---------- The data ----------

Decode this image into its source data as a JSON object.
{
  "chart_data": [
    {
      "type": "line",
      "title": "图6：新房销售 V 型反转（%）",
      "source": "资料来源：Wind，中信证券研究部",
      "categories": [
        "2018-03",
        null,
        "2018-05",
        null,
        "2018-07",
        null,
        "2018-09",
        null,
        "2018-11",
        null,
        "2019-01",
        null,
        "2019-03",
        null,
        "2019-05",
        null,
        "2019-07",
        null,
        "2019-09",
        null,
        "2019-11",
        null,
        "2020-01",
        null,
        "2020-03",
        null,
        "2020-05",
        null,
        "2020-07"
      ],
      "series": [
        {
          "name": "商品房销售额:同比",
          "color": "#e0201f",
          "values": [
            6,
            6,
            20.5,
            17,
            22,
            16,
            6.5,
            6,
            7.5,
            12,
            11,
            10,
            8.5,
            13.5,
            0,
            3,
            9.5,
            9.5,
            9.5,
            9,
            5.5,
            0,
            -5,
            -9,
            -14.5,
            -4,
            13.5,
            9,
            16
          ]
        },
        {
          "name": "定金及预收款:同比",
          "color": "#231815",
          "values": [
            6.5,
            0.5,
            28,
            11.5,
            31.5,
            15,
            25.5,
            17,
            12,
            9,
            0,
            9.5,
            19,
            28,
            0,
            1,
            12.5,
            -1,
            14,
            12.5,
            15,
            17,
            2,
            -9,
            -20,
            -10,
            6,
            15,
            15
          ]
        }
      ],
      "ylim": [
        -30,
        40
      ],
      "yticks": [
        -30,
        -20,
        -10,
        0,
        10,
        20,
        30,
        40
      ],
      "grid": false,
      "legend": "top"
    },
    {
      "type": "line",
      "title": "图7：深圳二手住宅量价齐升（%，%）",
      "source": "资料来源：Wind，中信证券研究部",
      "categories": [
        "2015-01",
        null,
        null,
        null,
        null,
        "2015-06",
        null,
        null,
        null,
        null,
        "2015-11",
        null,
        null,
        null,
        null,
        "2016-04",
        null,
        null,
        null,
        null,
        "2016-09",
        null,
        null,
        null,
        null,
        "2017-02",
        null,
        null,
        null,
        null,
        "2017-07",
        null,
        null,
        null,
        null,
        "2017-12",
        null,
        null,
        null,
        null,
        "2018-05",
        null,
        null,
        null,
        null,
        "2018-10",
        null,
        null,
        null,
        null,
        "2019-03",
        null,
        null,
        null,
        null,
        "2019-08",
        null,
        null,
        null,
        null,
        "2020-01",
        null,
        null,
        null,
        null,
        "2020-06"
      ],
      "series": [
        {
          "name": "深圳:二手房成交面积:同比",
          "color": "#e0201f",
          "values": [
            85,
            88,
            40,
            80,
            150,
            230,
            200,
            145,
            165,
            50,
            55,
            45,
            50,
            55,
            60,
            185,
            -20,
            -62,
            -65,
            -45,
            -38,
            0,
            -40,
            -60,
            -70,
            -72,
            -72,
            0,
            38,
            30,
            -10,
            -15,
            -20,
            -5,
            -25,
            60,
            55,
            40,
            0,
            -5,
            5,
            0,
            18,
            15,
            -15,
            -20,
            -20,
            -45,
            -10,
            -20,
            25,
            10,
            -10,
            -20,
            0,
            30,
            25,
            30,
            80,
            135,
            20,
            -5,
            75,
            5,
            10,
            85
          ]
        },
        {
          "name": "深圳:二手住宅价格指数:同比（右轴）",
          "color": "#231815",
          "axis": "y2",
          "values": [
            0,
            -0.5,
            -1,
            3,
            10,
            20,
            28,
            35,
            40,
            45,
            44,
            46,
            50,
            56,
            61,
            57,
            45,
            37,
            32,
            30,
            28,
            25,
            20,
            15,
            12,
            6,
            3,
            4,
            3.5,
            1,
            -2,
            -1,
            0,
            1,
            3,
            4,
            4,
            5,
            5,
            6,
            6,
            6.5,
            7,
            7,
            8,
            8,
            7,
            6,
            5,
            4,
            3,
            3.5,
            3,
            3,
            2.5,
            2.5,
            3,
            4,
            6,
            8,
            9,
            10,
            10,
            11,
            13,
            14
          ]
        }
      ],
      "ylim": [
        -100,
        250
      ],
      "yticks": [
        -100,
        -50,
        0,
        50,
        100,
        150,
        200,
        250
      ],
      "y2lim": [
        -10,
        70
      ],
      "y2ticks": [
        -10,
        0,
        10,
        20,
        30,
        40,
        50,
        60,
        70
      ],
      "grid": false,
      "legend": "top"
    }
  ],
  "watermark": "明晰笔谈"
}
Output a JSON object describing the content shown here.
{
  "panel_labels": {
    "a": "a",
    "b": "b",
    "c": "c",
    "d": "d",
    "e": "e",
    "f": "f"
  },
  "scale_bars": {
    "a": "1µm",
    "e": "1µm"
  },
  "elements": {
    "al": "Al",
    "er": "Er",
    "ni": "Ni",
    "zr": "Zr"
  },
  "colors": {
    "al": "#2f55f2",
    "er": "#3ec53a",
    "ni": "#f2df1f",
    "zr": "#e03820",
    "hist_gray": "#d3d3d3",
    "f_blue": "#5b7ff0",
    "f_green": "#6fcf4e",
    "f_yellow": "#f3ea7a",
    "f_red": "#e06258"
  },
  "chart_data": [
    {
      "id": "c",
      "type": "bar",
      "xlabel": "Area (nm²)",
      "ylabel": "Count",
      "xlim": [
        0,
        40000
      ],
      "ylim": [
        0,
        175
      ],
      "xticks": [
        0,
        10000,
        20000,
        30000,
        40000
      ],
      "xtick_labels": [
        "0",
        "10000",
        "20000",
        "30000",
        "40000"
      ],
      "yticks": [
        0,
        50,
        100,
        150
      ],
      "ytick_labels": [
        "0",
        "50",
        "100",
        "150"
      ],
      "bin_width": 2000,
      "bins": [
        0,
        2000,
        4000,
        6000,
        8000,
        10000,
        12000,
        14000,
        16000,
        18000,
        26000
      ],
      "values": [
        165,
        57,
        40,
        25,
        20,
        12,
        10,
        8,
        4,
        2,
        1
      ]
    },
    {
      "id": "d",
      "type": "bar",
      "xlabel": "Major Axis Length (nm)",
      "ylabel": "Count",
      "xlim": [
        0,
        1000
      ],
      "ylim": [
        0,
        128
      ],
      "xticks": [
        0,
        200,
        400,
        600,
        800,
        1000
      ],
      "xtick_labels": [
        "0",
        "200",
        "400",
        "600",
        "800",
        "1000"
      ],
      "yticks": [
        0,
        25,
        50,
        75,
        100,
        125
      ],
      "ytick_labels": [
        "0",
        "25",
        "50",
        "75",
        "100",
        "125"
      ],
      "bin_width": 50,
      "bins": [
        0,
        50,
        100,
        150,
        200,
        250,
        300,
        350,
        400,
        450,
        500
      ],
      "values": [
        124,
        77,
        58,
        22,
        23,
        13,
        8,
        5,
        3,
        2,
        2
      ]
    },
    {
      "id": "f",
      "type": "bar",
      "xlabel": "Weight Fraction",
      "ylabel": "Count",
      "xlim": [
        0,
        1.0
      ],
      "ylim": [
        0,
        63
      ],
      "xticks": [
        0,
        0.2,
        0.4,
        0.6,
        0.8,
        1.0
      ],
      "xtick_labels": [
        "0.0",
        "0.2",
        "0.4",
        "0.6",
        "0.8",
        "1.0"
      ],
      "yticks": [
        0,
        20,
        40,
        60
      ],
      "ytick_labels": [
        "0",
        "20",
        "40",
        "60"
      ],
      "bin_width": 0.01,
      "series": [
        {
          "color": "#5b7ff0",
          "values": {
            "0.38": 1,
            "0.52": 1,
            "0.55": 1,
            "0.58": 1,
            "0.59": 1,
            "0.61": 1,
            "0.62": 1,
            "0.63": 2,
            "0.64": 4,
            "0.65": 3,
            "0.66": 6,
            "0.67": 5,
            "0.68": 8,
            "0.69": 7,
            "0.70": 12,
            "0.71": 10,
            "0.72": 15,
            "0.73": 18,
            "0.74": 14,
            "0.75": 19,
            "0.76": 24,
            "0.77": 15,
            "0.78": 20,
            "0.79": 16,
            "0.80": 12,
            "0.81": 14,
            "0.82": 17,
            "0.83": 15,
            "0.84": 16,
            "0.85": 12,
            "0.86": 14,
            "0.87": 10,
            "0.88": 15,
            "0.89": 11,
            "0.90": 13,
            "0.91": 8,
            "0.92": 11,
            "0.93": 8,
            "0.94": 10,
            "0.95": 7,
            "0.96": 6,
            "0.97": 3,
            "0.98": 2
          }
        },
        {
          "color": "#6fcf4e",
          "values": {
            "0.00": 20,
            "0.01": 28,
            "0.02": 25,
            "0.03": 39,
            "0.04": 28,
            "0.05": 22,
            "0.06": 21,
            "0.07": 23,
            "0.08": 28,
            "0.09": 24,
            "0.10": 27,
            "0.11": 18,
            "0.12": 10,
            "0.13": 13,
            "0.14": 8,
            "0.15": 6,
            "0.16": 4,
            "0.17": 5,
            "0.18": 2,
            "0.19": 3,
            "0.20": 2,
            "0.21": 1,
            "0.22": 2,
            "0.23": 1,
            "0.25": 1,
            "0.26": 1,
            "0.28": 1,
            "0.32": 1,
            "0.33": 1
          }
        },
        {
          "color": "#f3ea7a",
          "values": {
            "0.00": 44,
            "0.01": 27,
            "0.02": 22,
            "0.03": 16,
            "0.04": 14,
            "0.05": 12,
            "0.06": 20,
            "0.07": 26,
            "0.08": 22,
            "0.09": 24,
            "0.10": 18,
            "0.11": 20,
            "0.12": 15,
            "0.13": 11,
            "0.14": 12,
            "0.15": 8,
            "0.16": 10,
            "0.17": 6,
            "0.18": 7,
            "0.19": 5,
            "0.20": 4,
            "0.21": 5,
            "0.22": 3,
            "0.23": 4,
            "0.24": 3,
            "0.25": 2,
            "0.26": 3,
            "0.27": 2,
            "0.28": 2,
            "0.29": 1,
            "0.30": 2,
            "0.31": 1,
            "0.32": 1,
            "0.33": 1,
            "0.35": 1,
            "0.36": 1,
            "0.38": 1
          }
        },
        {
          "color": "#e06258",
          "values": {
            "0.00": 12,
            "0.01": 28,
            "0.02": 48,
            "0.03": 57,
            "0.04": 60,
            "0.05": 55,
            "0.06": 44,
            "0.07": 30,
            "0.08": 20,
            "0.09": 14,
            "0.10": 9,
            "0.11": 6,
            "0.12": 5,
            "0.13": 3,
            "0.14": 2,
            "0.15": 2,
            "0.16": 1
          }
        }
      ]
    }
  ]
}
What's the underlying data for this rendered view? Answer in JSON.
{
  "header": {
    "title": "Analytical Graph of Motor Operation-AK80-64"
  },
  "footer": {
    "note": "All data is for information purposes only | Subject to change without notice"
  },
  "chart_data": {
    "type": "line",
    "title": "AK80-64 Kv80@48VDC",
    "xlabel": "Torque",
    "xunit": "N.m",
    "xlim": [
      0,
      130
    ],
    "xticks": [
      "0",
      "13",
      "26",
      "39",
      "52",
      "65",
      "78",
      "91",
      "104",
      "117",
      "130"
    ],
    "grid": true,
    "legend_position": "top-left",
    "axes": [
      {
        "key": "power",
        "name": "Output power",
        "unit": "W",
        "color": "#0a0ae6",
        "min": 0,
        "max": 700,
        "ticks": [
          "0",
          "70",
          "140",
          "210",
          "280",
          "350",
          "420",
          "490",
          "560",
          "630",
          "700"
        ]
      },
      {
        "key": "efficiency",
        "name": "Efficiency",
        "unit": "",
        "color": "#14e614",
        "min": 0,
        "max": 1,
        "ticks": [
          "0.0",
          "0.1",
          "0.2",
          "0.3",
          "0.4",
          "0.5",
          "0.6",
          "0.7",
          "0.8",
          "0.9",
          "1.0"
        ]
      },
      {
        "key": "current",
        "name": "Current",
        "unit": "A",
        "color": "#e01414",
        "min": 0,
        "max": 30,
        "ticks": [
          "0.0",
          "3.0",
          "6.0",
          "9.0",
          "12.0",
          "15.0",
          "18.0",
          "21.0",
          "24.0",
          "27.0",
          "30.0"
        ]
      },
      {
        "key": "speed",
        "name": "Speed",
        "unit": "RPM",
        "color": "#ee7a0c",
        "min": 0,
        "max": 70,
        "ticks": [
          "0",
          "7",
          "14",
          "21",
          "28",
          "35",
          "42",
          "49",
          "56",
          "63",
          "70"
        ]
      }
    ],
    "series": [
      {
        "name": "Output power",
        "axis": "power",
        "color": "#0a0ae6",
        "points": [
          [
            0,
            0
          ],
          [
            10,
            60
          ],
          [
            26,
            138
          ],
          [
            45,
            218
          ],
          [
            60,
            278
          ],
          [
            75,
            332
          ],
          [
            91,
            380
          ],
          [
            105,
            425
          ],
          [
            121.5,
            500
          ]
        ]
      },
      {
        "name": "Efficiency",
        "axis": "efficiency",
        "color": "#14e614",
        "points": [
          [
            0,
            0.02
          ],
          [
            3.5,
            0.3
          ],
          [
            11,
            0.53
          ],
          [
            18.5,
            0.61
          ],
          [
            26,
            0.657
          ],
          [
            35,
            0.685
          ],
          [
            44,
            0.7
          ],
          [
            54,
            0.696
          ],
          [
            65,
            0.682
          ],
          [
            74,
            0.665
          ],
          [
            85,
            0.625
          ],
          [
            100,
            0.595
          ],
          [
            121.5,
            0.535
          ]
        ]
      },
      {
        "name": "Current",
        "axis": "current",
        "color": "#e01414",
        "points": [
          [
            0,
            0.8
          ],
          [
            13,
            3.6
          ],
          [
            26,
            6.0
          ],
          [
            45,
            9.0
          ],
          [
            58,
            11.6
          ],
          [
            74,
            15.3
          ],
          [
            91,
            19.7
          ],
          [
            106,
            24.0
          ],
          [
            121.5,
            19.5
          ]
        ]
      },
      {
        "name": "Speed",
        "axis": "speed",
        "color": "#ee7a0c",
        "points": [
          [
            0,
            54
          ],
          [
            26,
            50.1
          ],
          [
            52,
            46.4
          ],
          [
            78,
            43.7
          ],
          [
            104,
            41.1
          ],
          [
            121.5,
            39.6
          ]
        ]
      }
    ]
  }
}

----------

▶ _What to produce_
Find every line of the data that holds the string "power", then say how many there are and nothing else.

▶ _Result_
4